__Task statement__
Without including any images, reproduce each entry exactly.

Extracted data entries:
— BEGIN —

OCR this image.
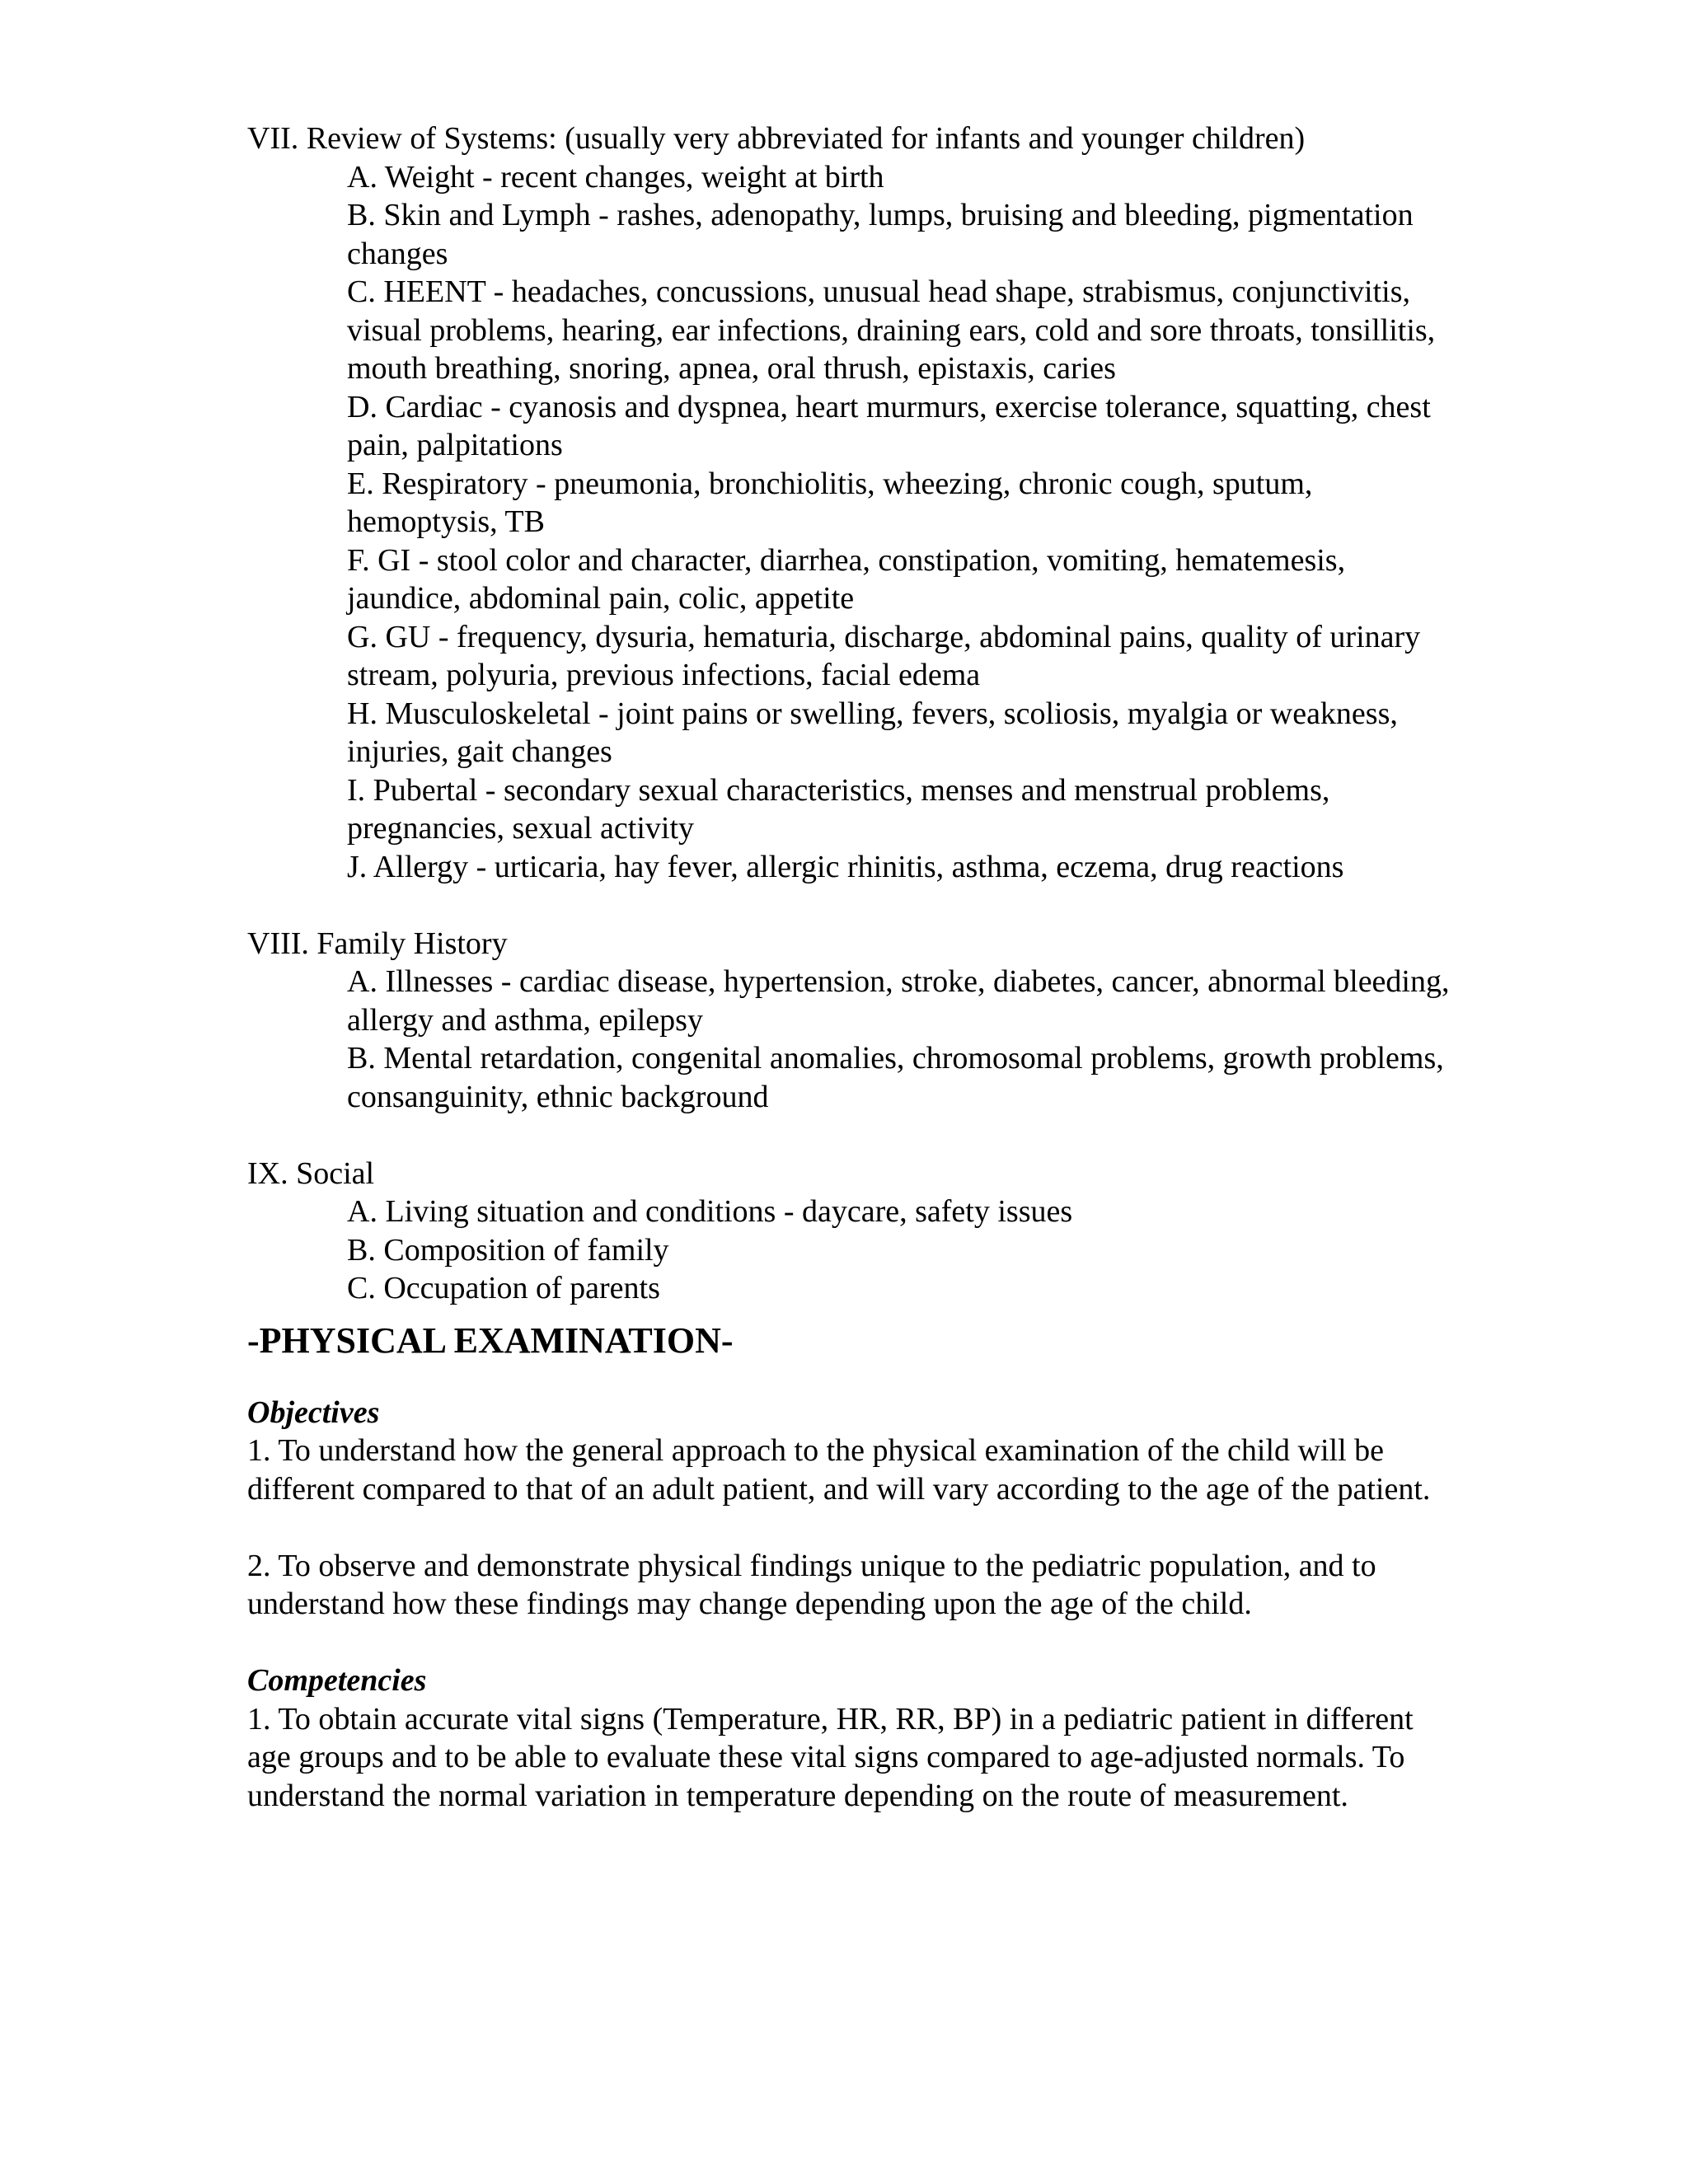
VII. Review of Systems: (usually very abbreviated for infants and younger children)

A. Weight - recent changes, weight at birth
B. Skin and Lymph - rashes, adenopathy, lumps, bruising and bleeding, pigmentation changes
C. HEENT - headaches, concussions, unusual head shape, strabismus, conjunctivitis, visual problems, hearing, ear infections, draining ears, cold and sore throats, tonsillitis, mouth breathing, snoring, apnea, oral thrush, epistaxis, caries
D. Cardiac - cyanosis and dyspnea, heart murmurs, exercise tolerance, squatting, chest pain, palpitations
E. Respiratory - pneumonia, bronchiolitis, wheezing, chronic cough, sputum, hemoptysis, TB
F. GI - stool color and character, diarrhea, constipation, vomiting, hematemesis, jaundice, abdominal pain, colic, appetite
G. GU - frequency, dysuria, hematuria, discharge, abdominal pains, quality of urinary stream, polyuria, previous infections, facial edema
H. Musculoskeletal - joint pains or swelling, fevers, scoliosis, myalgia or weakness, injuries, gait changes
I. Pubertal - secondary sexual characteristics, menses and menstrual problems, pregnancies, sexual activity
J. Allergy - urticaria, hay fever, allergic rhinitis, asthma, eczema, drug reactions

VIII. Family History

A. Illnesses - cardiac disease, hypertension, stroke, diabetes, cancer, abnormal bleeding, allergy and asthma, epilepsy
B. Mental retardation, congenital anomalies, chromosomal problems, growth problems, consanguinity, ethnic background

IX. Social

A. Living situation and conditions - daycare, safety issues
B. Composition of family
C. Occupation of parents
-PHYSICAL EXAMINATION-

Objectives

1. To understand how the general approach to the physical examination of the child will be different compared to that of an adult patient, and will vary according to the age of the patient.

2. To observe and demonstrate physical findings unique to the pediatric population, and to understand how these findings may change depending upon the age of the child.

Competencies

1. To obtain accurate vital signs (Temperature, HR, RR, BP) in a pediatric patient in different age groups and to be able to evaluate these vital signs compared to age-adjusted normals. To understand the normal variation in temperature depending on the route of measurement.
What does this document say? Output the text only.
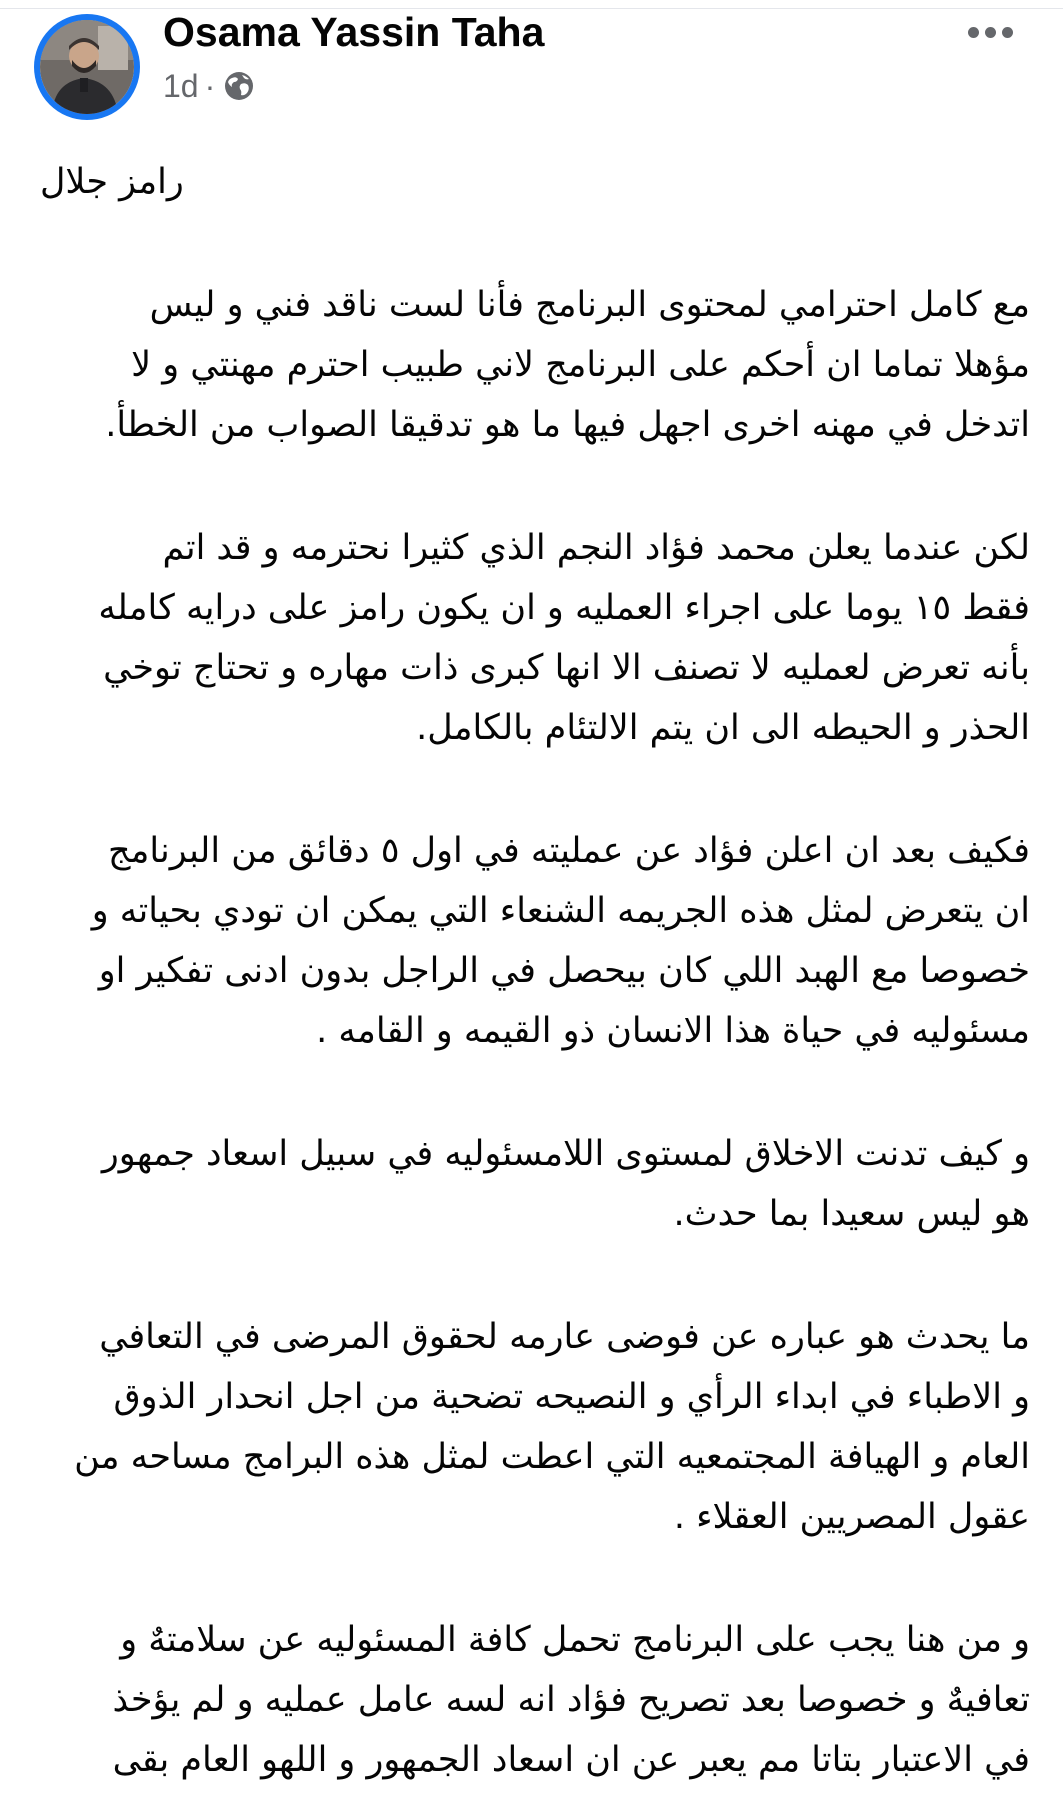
Osama Yassin Taha
1d ·
رامز جلال
مع كامل احترامي لمحتوى البرنامج فأنا لست ناقد فني و ليس
مؤهلا تماما ان أحكم على البرنامج لاني طبيب احترم مهنتي و لا
اتدخل في مهنه اخرى اجهل فيها ما هو تدقيقا الصواب من الخطأ.
لكن عندما يعلن محمد فؤاد النجم الذي كثيرا نحترمه و قد اتم
فقط ١٥ يوما على اجراء العمليه و ان يكون رامز على درايه كامله
بأنه تعرض لعمليه لا تصنف الا انها كبرى ذات مهاره و تحتاج توخي
الحذر و الحيطه الى ان يتم الالتئام بالكامل.
فكيف بعد ان اعلن فؤاد عن عمليته في اول ٥ دقائق من البرنامج
ان يتعرض لمثل هذه الجريمه الشنعاء التي يمكن ان تودي بحياته و
خصوصا مع الهبد اللي كان بيحصل في الراجل بدون ادنى تفكير او
مسئوليه في حياة هذا الانسان ذو القيمه و القامه .
و كيف تدنت الاخلاق لمستوى اللامسئوليه في سبيل اسعاد جمهور
هو ليس سعيدا بما حدث.
ما يحدث هو عباره عن فوضى عارمه لحقوق المرضى في التعافي
و الاطباء في ابداء الرأي و النصيحه تضحية من اجل انحدار الذوق
العام و الهيافة المجتمعيه التي اعطت لمثل هذه البرامج مساحه من
عقول المصريين العقلاء .
و من هنا يجب على البرنامج تحمل كافة المسئوليه عن سلامتهٌ و
تعافيهٌ و خصوصا بعد تصريح فؤاد انه لسه عامل عمليه و لم يؤخذ
في الاعتبار بتاتا مم يعبر عن ان اسعاد الجمهور و اللهو العام بقى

— END —

__Answer in full__
OCR this image.
VII. Review of Systems: (usually very abbreviated for infants and younger children)

A. Weight - recent changes, weight at birth
B. Skin and Lymph - rashes, adenopathy, lumps, bruising and bleeding, pigmentation changes
C. HEENT - headaches, concussions, unusual head shape, strabismus, conjunctivitis, visual problems, hearing, ear infections, draining ears, cold and sore throats, tonsillitis, mouth breathing, snoring, apnea, oral thrush, epistaxis, caries
D. Cardiac - cyanosis and dyspnea, heart murmurs, exercise tolerance, squatting, chest pain, palpitations
E. Respiratory - pneumonia, bronchiolitis, wheezing, chronic cough, sputum, hemoptysis, TB
F. GI - stool color and character, diarrhea, constipation, vomiting, hematemesis, jaundice, abdominal pain, colic, appetite
G. GU - frequency, dysuria, hematuria, discharge, abdominal pains, quality of urinary stream, polyuria, previous infections, facial edema
H. Musculoskeletal - joint pains or swelling, fevers, scoliosis, myalgia or weakness, injuries, gait changes
I. Pubertal - secondary sexual characteristics, menses and menstrual problems, pregnancies, sexual activity
J. Allergy - urticaria, hay fever, allergic rhinitis, asthma, eczema, drug reactions

VIII. Family History

A. Illnesses - cardiac disease, hypertension, stroke, diabetes, cancer, abnormal bleeding, allergy and asthma, epilepsy
B. Mental retardation, congenital anomalies, chromosomal problems, growth problems, consanguinity, ethnic background

IX. Social

A. Living situation and conditions - daycare, safety issues
B. Composition of family
C. Occupation of parents
-PHYSICAL EXAMINATION-

Objectives

1. To understand how the general approach to the physical examination of the child will be different compared to that of an adult patient, and will vary according to the age of the patient.

2. To observe and demonstrate physical findings unique to the pediatric population, and to understand how these findings may change depending upon the age of the child.

Competencies

1. To obtain accurate vital signs (Temperature, HR, RR, BP) in a pediatric patient in different age groups and to be able to evaluate these vital signs compared to age-adjusted normals. To understand the normal variation in temperature depending on the route of measurement.
What does this document say? Output the text only.
Osama Yassin Taha
1d ·
رامز جلال
مع كامل احترامي لمحتوى البرنامج فأنا لست ناقد فني و ليس
مؤهلا تماما ان أحكم على البرنامج لاني طبيب احترم مهنتي و لا
اتدخل في مهنه اخرى اجهل فيها ما هو تدقيقا الصواب من الخطأ.
لكن عندما يعلن محمد فؤاد النجم الذي كثيرا نحترمه و قد اتم
فقط ١٥ يوما على اجراء العمليه و ان يكون رامز على درايه كامله
بأنه تعرض لعمليه لا تصنف الا انها كبرى ذات مهاره و تحتاج توخي
الحذر و الحيطه الى ان يتم الالتئام بالكامل.
فكيف بعد ان اعلن فؤاد عن عمليته في اول ٥ دقائق من البرنامج
ان يتعرض لمثل هذه الجريمه الشنعاء التي يمكن ان تودي بحياته و
خصوصا مع الهبد اللي كان بيحصل في الراجل بدون ادنى تفكير او
مسئوليه في حياة هذا الانسان ذو القيمه و القامه .
و كيف تدنت الاخلاق لمستوى اللامسئوليه في سبيل اسعاد جمهور
هو ليس سعيدا بما حدث.
ما يحدث هو عباره عن فوضى عارمه لحقوق المرضى في التعافي
و الاطباء في ابداء الرأي و النصيحه تضحية من اجل انحدار الذوق
العام و الهيافة المجتمعيه التي اعطت لمثل هذه البرامج مساحه من
عقول المصريين العقلاء .
و من هنا يجب على البرنامج تحمل كافة المسئوليه عن سلامتهٌ و
تعافيهٌ و خصوصا بعد تصريح فؤاد انه لسه عامل عمليه و لم يؤخذ
في الاعتبار بتاتا مم يعبر عن ان اسعاد الجمهور و اللهو العام بقى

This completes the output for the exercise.